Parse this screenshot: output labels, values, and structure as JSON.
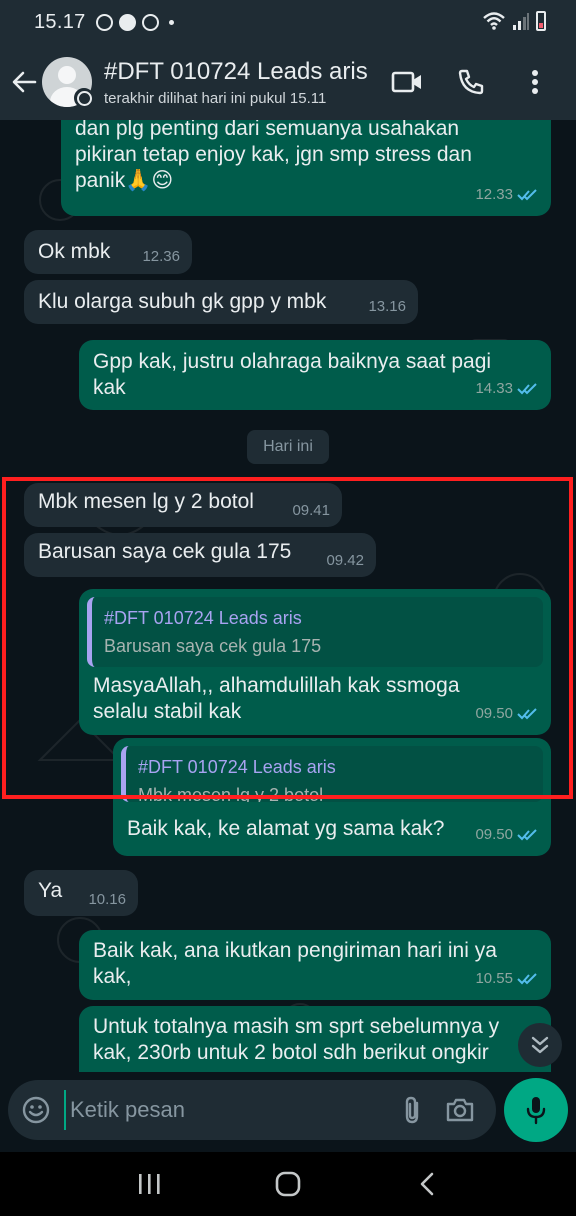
{
  "status_bar": {
    "time": "15.17"
  },
  "header": {
    "contact_name": "#DFT 010724 Leads aris",
    "last_seen": "terakhir dilihat hari ini pukul 15.11"
  },
  "date_divider": "Hari ini",
  "messages": [
    {
      "dir": "out",
      "lines": [
        "dan plg penting dari semuanya usahakan",
        "pikiran tetap enjoy kak, jgn smp stress dan",
        "panik🙏😊"
      ],
      "time": "12.33",
      "read": true
    },
    {
      "dir": "in",
      "lines": [
        "Ok mbk"
      ],
      "time": "12.36"
    },
    {
      "dir": "in",
      "lines": [
        "Klu olarga subuh gk gpp y mbk"
      ],
      "time": "13.16"
    },
    {
      "dir": "out",
      "lines": [
        "Gpp kak, justru olahraga baiknya saat pagi",
        "kak"
      ],
      "time": "14.33",
      "read": true
    },
    {
      "dir": "in",
      "lines": [
        "Mbk mesen lg y 2 botol"
      ],
      "time": "09.41"
    },
    {
      "dir": "in",
      "lines": [
        "Barusan saya cek gula 175"
      ],
      "time": "09.42"
    },
    {
      "dir": "out",
      "quote": {
        "author": "#DFT 010724 Leads aris",
        "text": "Barusan saya cek gula 175"
      },
      "lines": [
        "MasyaAllah,, alhamdulillah kak  ssmoga",
        "selalu stabil kak"
      ],
      "time": "09.50",
      "read": true
    },
    {
      "dir": "out",
      "quote": {
        "author": "#DFT 010724 Leads aris",
        "text": "Mbk mesen lg y 2 botol"
      },
      "lines": [
        "Baik kak, ke alamat yg sama kak?"
      ],
      "time": "09.50",
      "read": true
    },
    {
      "dir": "in",
      "lines": [
        "Ya"
      ],
      "time": "10.16"
    },
    {
      "dir": "out",
      "lines": [
        "Baik kak, ana ikutkan pengiriman hari ini ya",
        "kak,"
      ],
      "time": "10.55",
      "read": true
    },
    {
      "dir": "out",
      "lines": [
        "Untuk totalnya masih sm sprt sebelumnya y",
        "kak, 230rb untuk 2 botol sdh berikut ongkir"
      ]
    }
  ],
  "composer": {
    "placeholder": "Ketik pesan"
  },
  "colors": {
    "accent": "#00a884",
    "outgoing": "#005c4b",
    "incoming": "#1f2c34",
    "highlight": "#ff1f1f",
    "read_ticks": "#53bdeb"
  },
  "icons": [
    "back-arrow-icon",
    "video-call-icon",
    "voice-call-icon",
    "more-options-icon",
    "emoji-icon",
    "attach-icon",
    "camera-icon",
    "mic-icon",
    "double-chevron-down-icon",
    "read-receipt-icon"
  ]
}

PROBLEM:
Leave out the pictures and copy everything else in the records word for word.

REPLY TO THE EXERCISE:
Parse this screenshot: output labels, values, and structure as JSON.
{
  "status_bar": {
    "time": "15.17"
  },
  "header": {
    "contact_name": "#DFT 010724 Leads aris",
    "last_seen": "terakhir dilihat hari ini pukul 15.11"
  },
  "date_divider": "Hari ini",
  "messages": [
    {
      "dir": "out",
      "lines": [
        "dan plg penting dari semuanya usahakan",
        "pikiran tetap enjoy kak, jgn smp stress dan",
        "panik🙏😊"
      ],
      "time": "12.33",
      "read": true
    },
    {
      "dir": "in",
      "lines": [
        "Ok mbk"
      ],
      "time": "12.36"
    },
    {
      "dir": "in",
      "lines": [
        "Klu olarga subuh gk gpp y mbk"
      ],
      "time": "13.16"
    },
    {
      "dir": "out",
      "lines": [
        "Gpp kak, justru olahraga baiknya saat pagi",
        "kak"
      ],
      "time": "14.33",
      "read": true
    },
    {
      "dir": "in",
      "lines": [
        "Mbk mesen lg y 2 botol"
      ],
      "time": "09.41"
    },
    {
      "dir": "in",
      "lines": [
        "Barusan saya cek gula 175"
      ],
      "time": "09.42"
    },
    {
      "dir": "out",
      "quote": {
        "author": "#DFT 010724 Leads aris",
        "text": "Barusan saya cek gula 175"
      },
      "lines": [
        "MasyaAllah,, alhamdulillah kak  ssmoga",
        "selalu stabil kak"
      ],
      "time": "09.50",
      "read": true
    },
    {
      "dir": "out",
      "quote": {
        "author": "#DFT 010724 Leads aris",
        "text": "Mbk mesen lg y 2 botol"
      },
      "lines": [
        "Baik kak, ke alamat yg sama kak?"
      ],
      "time": "09.50",
      "read": true
    },
    {
      "dir": "in",
      "lines": [
        "Ya"
      ],
      "time": "10.16"
    },
    {
      "dir": "out",
      "lines": [
        "Baik kak, ana ikutkan pengiriman hari ini ya",
        "kak,"
      ],
      "time": "10.55",
      "read": true
    },
    {
      "dir": "out",
      "lines": [
        "Untuk totalnya masih sm sprt sebelumnya y",
        "kak, 230rb untuk 2 botol sdh berikut ongkir"
      ]
    }
  ],
  "composer": {
    "placeholder": "Ketik pesan"
  },
  "colors": {
    "accent": "#00a884",
    "outgoing": "#005c4b",
    "incoming": "#1f2c34",
    "highlight": "#ff1f1f",
    "read_ticks": "#53bdeb"
  },
  "icons": [
    "back-arrow-icon",
    "video-call-icon",
    "voice-call-icon",
    "more-options-icon",
    "emoji-icon",
    "attach-icon",
    "camera-icon",
    "mic-icon",
    "double-chevron-down-icon",
    "read-receipt-icon"
  ]
}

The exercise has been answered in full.